Consigne A:
Répondez à ces questions sur l'article consacré au secteur minier au Kenya :
(i) En quelle année le Mining Act a-t-il été promulgué ?
(ii) Sur quel article du Mining Act Elijah Mwangi s'appuie-t-il ?
(iii) Combien de permis ont été suspendus en 2019 ?
Consigne B:
Pouvez-vous recopier mot pour mot le passage de l'article consacré au secteur minier au Kenya qui va de « Cette centralisation technocratique, présentée » jusqu'à « tout projet pilote. » inclus ?

Texte à lire:

Entre ambition nationale et frémissements du sous-sol
Depuis la promulgation, en 2016, du Mining Act qui modernisait un corpus juridique hérité de la période coloniale, Nairobi ne cesse d’annoncer l’avènement d’un « moment minier ». Les données sismiques conduites par le Geological Survey montrent un potentiel conséquent en or dans le comté de Kakamega, en titane sur la côte, sans oublier les premières indications de terres rares dans la vallée du Rift. Le président William Ruto, confronté à une dette publique croissante et à la volatilité de ses exportations agricoles, a publiquement fixé l’objectif de tripler la contribution du secteur extractif au PIB d’ici 2030. Il s’agit de passer de 1 % à près de 3 % du produit intérieur brut, un saut qui requiert des investissements privés estimés à plus de 3 milliards de dollars.
Le duel feutré entre Cabinet Secretary et Principal Secretary
Derrière la vitrine modernisatrice, la mécanique institutionnelle révèle des tensions. Le Cabinet Secretary Salim Mvurya, figure politique issue de la côte, dispose en théorie du dernier mot sur les permis miniers, compétence hautement stratégique dans un pays où la terre est aussi une ressource électorale. Son Principal Secretary, l’ingénieur Elijah Mwangi, revendique toutefois un rôle opérationnel élargi en s’appuyant sur l’article 26 du Mining Act qui confère au ministère le pouvoir de délégation. Selon plusieurs hauts fonctionnaires rencontrés à Upper Hill, le PS a consolidé, ces derniers mois, une cellule de juristes et de géologues chargés d’auditer l’ensemble des demandes de licences avant même qu’elles ne parviennent au bureau du ministre.
Cette centralisation technocratique, présentée comme un gage de transparence, est reçue comme une immixtion dans le domaine réservé du Cabinet Secretary. « Le risque est de brouiller la chaîne de responsabilité et de retarder la signature finale des contrats », confie un conseiller juridique d’une major australienne implantée à Kwale, demandant l’anonymat pour préserver ses relations avec le gouvernement. Le différend, encore contenu, se manifeste par des circulaires contradictoires, dont l’une, signée par le PS en mars, invitait les gouverneurs à ne dialoguer qu’avec son secrétariat technique pour tout projet pilote.
Le facteur confiance côté investisseurs
Les acteurs privés observent avec vigilance une situation qu’ils qualifient désormais de « gouvernance à deux têtes ». Après la suspension unilatérale, en 2019, de plus de quatre-vingts permis soupçonnés d’irrégularités, la communauté des investisseurs redoute un retour à l’imprévisibilité réglementaire. Plusieurs sociétés juniors, inscrites sur le TSX ou l’ASX, ont ralenti leurs programmes de forage, préférant concentrer leur cashflow sur la Tanzanie ou la Guinée, réputées plus stables dans l’octroi des titres. Les banques de développement, telles que la Trade and Development Bank basée à Bujumbura, conditionnent désormais leurs lignes de crédit à la publication d’un cadastre minier électronique pleinement opérationnel, promesse récurrente depuis 2017.

Données affichées:
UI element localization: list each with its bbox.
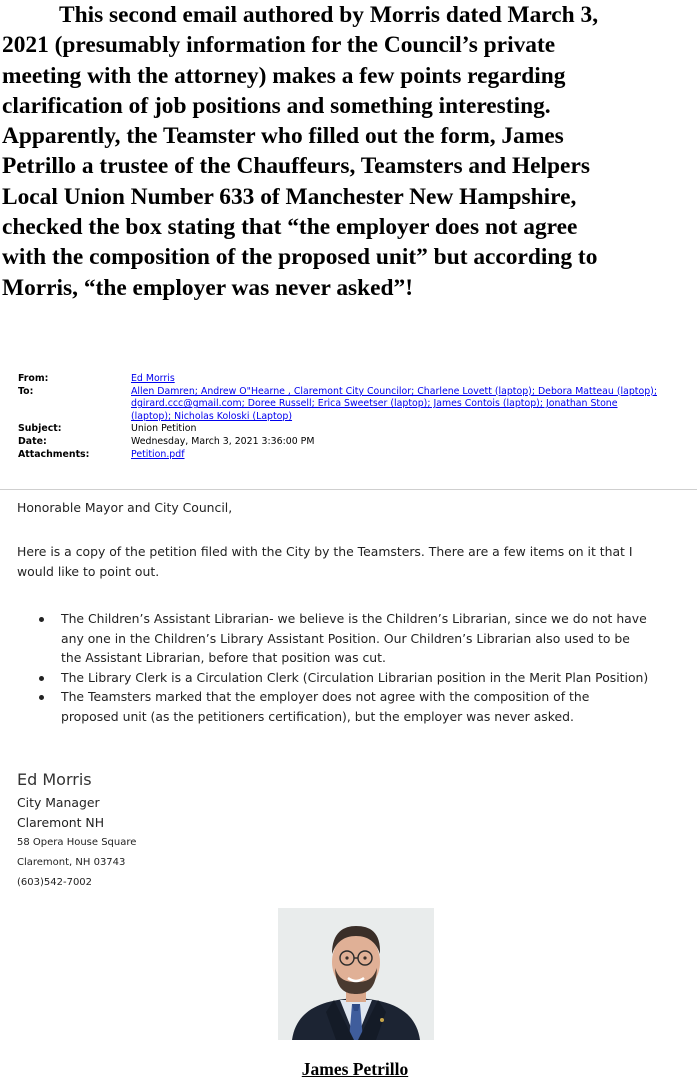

Réponse A:
(i) En 2016.
(ii) Sur l'article 26.
(iii) Plus de quatre-vingts.

Réponse B:
Cette centralisation technocratique, présentée comme un gage de transparence, est reçue comme une immixtion dans le domaine réservé du Cabinet Secretary. « Le risque est de brouiller la chaîne de responsabilité et de retarder la signature finale des contrats », confie un conseiller juridique d’une major australienne implantée à Kwale, demandant l’anonymat pour préserver ses relations avec le gouvernement. Le différend, encore contenu, se manifeste par des circulaires contradictoires, dont l’une, signée par le PS en mars, invitait les gouverneurs à ne dialoguer qu’avec son secrétariat technique pour tout projet pilote.